* BEGIN *

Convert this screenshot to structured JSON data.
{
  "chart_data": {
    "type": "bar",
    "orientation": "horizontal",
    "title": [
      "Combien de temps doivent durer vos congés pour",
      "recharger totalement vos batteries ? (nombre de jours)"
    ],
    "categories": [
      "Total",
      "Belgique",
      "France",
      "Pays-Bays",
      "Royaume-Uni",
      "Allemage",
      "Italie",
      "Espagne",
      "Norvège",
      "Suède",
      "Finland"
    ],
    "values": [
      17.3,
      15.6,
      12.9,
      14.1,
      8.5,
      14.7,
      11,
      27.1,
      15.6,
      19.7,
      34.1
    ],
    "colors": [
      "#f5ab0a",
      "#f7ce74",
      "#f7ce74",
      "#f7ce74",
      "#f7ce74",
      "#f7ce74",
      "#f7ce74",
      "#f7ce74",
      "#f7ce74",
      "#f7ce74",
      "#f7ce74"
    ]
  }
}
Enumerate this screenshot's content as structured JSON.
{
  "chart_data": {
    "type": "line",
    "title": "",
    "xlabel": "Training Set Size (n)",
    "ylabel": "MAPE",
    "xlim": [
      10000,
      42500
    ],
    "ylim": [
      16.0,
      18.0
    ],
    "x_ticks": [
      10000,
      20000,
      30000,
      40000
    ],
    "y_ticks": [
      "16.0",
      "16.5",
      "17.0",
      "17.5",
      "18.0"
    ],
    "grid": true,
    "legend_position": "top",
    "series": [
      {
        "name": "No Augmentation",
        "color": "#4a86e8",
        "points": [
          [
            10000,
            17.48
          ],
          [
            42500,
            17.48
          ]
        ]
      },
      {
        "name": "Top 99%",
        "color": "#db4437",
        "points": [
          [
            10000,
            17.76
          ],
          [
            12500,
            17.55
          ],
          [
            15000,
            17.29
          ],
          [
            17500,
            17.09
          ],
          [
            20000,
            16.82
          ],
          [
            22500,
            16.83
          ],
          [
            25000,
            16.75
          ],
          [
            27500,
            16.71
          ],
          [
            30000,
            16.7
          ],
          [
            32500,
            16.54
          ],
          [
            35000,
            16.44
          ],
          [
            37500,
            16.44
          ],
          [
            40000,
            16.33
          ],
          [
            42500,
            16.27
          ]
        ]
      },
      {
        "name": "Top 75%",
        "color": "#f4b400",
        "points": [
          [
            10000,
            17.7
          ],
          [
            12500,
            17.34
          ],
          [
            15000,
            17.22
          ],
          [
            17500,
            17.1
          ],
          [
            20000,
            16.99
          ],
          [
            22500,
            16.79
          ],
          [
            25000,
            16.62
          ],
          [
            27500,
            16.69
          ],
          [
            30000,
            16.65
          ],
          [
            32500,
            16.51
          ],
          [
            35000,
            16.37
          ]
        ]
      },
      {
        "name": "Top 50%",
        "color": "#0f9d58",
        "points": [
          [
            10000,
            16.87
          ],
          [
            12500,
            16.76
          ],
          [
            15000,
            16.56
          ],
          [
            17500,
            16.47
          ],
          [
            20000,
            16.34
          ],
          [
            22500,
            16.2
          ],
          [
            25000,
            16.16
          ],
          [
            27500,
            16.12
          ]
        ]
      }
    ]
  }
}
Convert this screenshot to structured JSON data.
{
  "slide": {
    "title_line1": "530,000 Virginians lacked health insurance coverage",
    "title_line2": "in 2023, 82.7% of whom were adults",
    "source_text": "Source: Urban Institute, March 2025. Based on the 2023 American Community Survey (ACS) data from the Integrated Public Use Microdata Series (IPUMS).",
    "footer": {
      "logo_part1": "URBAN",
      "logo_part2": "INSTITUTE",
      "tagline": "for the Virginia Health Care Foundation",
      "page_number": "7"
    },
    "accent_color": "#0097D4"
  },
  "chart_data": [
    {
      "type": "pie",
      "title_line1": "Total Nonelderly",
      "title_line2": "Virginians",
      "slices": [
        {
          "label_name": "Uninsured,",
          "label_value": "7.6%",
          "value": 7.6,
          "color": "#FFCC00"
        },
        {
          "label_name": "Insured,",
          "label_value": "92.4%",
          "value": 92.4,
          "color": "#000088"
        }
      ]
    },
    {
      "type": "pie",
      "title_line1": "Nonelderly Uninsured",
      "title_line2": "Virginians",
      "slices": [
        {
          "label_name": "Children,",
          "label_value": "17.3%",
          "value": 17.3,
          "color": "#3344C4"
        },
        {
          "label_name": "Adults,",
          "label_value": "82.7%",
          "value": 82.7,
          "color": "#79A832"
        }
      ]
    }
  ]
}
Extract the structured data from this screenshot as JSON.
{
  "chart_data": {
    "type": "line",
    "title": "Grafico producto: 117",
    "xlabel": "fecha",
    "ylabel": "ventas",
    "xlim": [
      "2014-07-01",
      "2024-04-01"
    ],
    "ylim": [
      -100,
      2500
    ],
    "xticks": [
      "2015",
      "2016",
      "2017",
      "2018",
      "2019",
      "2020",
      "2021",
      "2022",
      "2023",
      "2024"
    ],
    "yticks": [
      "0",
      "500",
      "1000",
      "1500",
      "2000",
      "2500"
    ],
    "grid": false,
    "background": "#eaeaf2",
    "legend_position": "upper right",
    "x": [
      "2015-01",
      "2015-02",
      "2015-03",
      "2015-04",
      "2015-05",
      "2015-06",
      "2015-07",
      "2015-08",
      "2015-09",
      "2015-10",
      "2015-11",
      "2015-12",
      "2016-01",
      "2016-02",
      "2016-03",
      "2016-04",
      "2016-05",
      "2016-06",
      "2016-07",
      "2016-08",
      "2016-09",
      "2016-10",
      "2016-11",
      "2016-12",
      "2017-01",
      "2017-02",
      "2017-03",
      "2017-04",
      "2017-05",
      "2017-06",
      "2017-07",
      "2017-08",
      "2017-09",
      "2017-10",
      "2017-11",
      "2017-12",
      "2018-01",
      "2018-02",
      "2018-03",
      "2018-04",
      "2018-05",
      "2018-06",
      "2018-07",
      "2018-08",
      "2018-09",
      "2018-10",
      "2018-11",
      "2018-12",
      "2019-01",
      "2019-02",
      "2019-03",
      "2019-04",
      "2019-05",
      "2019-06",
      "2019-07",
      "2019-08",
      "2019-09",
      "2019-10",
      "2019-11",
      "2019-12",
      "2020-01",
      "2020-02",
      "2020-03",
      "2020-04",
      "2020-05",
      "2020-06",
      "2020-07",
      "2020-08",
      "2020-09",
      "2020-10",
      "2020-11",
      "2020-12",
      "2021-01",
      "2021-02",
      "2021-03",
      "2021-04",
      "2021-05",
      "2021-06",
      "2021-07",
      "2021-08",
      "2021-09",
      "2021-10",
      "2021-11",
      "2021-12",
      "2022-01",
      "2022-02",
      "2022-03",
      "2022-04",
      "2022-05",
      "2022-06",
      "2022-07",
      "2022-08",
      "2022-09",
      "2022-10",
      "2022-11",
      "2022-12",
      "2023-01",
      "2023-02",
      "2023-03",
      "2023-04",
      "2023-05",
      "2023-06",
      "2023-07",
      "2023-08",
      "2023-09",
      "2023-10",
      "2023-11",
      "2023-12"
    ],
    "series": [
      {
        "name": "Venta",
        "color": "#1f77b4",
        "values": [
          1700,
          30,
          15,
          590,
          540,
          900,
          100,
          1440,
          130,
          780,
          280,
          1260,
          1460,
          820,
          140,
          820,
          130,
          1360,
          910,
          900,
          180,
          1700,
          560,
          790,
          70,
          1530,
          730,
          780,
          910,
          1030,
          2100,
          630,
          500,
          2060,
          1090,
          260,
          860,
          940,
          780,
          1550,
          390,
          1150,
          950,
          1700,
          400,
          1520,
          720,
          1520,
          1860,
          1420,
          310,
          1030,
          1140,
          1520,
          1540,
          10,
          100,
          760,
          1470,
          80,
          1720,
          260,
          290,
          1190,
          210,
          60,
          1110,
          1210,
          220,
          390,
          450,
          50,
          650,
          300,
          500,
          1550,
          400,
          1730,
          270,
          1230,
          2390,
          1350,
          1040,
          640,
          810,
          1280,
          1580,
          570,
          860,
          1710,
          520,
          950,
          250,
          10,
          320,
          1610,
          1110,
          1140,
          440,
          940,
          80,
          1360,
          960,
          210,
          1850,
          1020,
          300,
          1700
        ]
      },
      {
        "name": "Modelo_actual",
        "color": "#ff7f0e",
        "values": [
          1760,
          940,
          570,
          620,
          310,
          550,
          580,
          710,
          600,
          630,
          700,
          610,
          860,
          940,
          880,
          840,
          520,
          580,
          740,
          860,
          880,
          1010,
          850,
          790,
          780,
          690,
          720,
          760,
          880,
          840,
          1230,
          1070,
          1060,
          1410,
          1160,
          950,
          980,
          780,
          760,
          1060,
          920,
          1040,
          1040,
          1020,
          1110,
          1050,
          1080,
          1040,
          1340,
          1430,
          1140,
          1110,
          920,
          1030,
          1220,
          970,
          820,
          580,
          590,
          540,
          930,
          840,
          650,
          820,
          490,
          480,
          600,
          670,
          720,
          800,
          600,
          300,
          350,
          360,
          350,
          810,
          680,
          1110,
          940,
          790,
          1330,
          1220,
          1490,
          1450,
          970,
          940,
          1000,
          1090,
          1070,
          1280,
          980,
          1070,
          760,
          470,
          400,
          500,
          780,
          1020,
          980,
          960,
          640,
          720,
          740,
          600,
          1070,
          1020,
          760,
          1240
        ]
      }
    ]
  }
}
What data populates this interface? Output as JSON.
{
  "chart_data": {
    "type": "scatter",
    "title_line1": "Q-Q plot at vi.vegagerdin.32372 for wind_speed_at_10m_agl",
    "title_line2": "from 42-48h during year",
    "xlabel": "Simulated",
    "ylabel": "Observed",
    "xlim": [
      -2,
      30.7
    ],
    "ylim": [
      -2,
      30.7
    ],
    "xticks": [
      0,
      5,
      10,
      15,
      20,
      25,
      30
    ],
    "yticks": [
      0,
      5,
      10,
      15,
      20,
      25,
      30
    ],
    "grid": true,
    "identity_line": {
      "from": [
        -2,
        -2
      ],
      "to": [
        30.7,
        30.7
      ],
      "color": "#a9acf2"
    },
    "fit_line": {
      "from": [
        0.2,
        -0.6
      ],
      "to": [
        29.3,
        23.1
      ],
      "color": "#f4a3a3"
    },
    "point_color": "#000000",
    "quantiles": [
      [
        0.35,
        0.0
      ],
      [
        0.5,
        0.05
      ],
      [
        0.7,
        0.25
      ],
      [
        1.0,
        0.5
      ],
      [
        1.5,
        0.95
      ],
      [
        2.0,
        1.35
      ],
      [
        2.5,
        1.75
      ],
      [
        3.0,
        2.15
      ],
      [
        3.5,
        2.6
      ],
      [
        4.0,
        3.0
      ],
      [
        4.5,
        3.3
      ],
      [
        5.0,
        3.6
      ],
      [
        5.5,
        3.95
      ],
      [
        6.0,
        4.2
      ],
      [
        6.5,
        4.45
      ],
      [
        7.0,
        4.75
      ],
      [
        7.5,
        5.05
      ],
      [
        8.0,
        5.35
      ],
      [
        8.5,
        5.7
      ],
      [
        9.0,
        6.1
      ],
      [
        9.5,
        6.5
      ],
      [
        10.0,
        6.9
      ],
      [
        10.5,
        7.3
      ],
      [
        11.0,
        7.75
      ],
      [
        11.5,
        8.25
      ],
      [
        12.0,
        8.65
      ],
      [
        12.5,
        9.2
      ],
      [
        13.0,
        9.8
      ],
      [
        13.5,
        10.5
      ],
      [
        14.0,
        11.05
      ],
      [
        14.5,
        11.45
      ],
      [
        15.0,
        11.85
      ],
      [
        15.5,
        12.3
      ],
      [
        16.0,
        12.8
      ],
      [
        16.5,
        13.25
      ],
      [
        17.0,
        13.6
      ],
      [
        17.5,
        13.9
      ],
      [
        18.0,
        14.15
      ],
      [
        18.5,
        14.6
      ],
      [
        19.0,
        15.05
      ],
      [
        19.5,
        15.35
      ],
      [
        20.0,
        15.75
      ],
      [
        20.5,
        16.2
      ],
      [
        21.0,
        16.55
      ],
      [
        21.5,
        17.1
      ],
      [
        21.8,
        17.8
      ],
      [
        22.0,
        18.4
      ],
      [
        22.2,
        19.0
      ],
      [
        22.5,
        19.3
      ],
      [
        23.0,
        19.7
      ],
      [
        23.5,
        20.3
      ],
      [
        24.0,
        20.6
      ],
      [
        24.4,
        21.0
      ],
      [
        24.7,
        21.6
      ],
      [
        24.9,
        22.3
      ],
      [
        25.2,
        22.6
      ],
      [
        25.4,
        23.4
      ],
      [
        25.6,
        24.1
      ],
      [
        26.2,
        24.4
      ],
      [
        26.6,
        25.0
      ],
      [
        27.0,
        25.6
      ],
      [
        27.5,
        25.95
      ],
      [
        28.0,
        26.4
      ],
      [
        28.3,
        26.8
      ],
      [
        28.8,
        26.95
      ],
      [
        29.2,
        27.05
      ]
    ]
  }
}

* END *

*Goal*: Find the word "JSON" in the data and show each line that holds it.

*Response for this exercise*:
Convert this screenshot to structured JSON data.
Enumerate this screenshot's content as structured JSON.
Convert this screenshot to structured JSON data.
Extract the structured data from this screenshot as JSON.
What data populates this interface? Output as JSON.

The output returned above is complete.